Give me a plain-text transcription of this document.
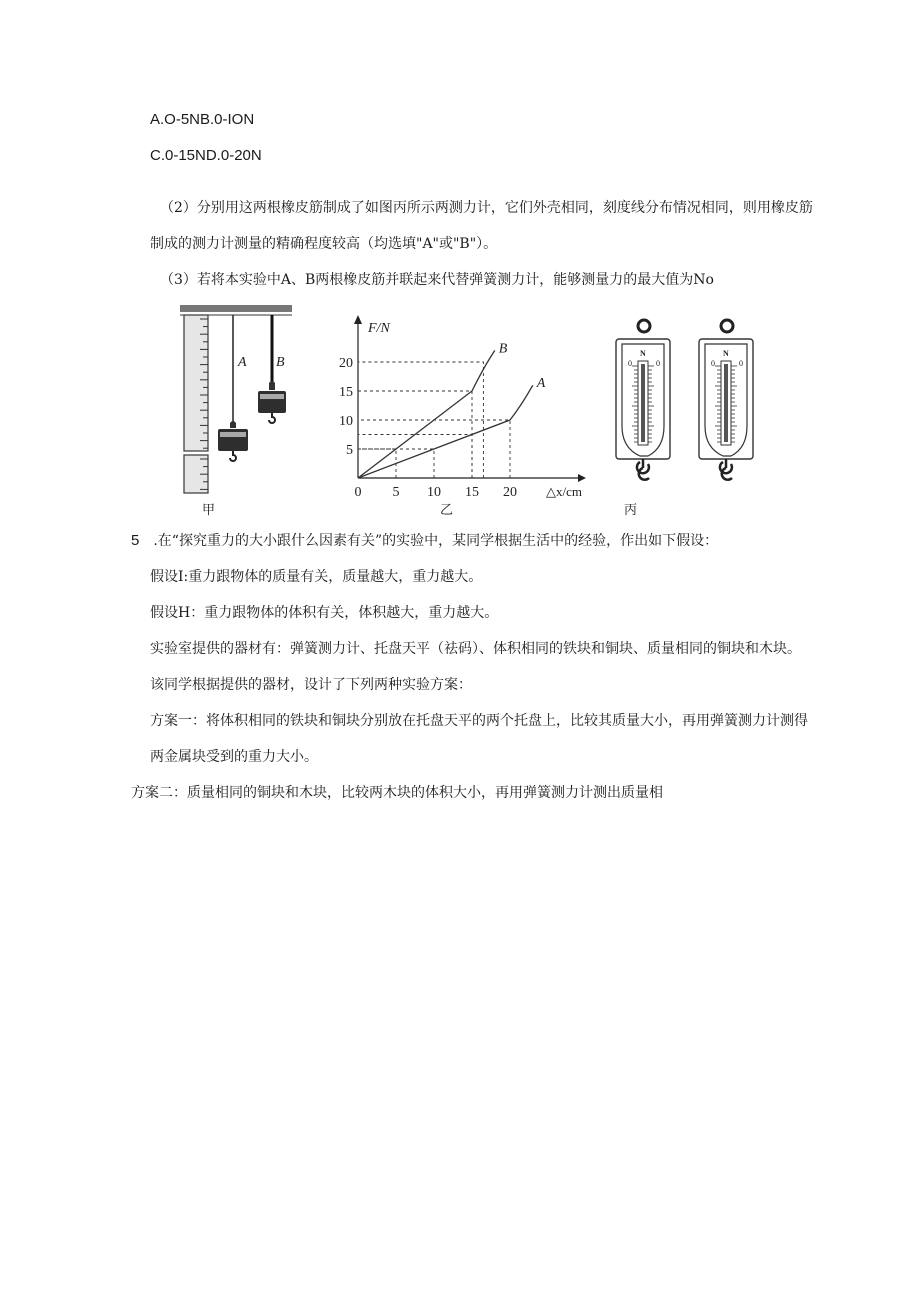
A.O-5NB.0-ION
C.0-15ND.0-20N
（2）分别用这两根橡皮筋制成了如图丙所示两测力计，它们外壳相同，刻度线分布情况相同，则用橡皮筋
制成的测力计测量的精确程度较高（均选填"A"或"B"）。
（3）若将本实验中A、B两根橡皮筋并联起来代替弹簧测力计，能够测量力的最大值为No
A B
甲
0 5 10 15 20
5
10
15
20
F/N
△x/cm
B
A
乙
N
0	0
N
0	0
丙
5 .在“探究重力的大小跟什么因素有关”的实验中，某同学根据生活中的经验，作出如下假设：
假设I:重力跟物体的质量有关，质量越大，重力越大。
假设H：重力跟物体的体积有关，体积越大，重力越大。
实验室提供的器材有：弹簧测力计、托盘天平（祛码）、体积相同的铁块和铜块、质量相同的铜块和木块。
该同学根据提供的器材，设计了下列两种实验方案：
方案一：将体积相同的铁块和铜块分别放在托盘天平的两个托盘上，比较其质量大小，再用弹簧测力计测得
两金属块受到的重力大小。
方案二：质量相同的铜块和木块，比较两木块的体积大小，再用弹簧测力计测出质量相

========

Transcribe the records above verbatim. Do not carry over any picture.

Output for this exercise
Give me a plain-text transcription of this document.
A.O-5NB.0-ION
C.0-15ND.0-20N
（2）分别用这两根橡皮筋制成了如图丙所示两测力计，它们外壳相同，刻度线分布情况相同，则用橡皮筋
制成的测力计测量的精确程度较高（均选填"A"或"B"）。
（3）若将本实验中A、B两根橡皮筋并联起来代替弹簧测力计，能够测量力的最大值为No
A B
甲
0 5 10 15 20
5
10
15
20
F/N
△x/cm
B
A
乙
N
0	0
N
0	0
丙
5 .在“探究重力的大小跟什么因素有关”的实验中，某同学根据生活中的经验，作出如下假设：
假设I:重力跟物体的质量有关，质量越大，重力越大。
假设H：重力跟物体的体积有关，体积越大，重力越大。
实验室提供的器材有：弹簧测力计、托盘天平（祛码）、体积相同的铁块和铜块、质量相同的铜块和木块。
该同学根据提供的器材，设计了下列两种实验方案：
方案一：将体积相同的铁块和铜块分别放在托盘天平的两个托盘上，比较其质量大小，再用弹簧测力计测得
两金属块受到的重力大小。
方案二：质量相同的铜块和木块，比较两木块的体积大小，再用弹簧测力计测出质量相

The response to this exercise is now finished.